Extracted data
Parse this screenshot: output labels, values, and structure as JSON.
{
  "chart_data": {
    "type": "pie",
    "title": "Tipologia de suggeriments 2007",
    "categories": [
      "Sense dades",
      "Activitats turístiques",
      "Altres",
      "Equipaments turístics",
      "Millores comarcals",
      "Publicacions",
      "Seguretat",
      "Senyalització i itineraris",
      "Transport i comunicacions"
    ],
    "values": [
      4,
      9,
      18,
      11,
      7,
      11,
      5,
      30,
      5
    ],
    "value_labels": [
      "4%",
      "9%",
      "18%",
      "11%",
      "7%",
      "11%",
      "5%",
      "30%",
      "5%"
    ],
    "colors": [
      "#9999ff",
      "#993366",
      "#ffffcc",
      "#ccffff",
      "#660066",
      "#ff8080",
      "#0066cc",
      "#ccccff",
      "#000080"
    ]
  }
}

Aim
Repeat the records above exactly, from the first line to the last.

Answer to the exercise
Parse this screenshot: output labels, values, and structure as JSON.
{
  "chart_data": {
    "type": "pie",
    "title": "Tipologia de suggeriments 2007",
    "categories": [
      "Sense dades",
      "Activitats turístiques",
      "Altres",
      "Equipaments turístics",
      "Millores comarcals",
      "Publicacions",
      "Seguretat",
      "Senyalització i itineraris",
      "Transport i comunicacions"
    ],
    "values": [
      4,
      9,
      18,
      11,
      7,
      11,
      5,
      30,
      5
    ],
    "value_labels": [
      "4%",
      "9%",
      "18%",
      "11%",
      "7%",
      "11%",
      "5%",
      "30%",
      "5%"
    ],
    "colors": [
      "#9999ff",
      "#993366",
      "#ffffcc",
      "#ccffff",
      "#660066",
      "#ff8080",
      "#0066cc",
      "#ccccff",
      "#000080"
    ]
  }
}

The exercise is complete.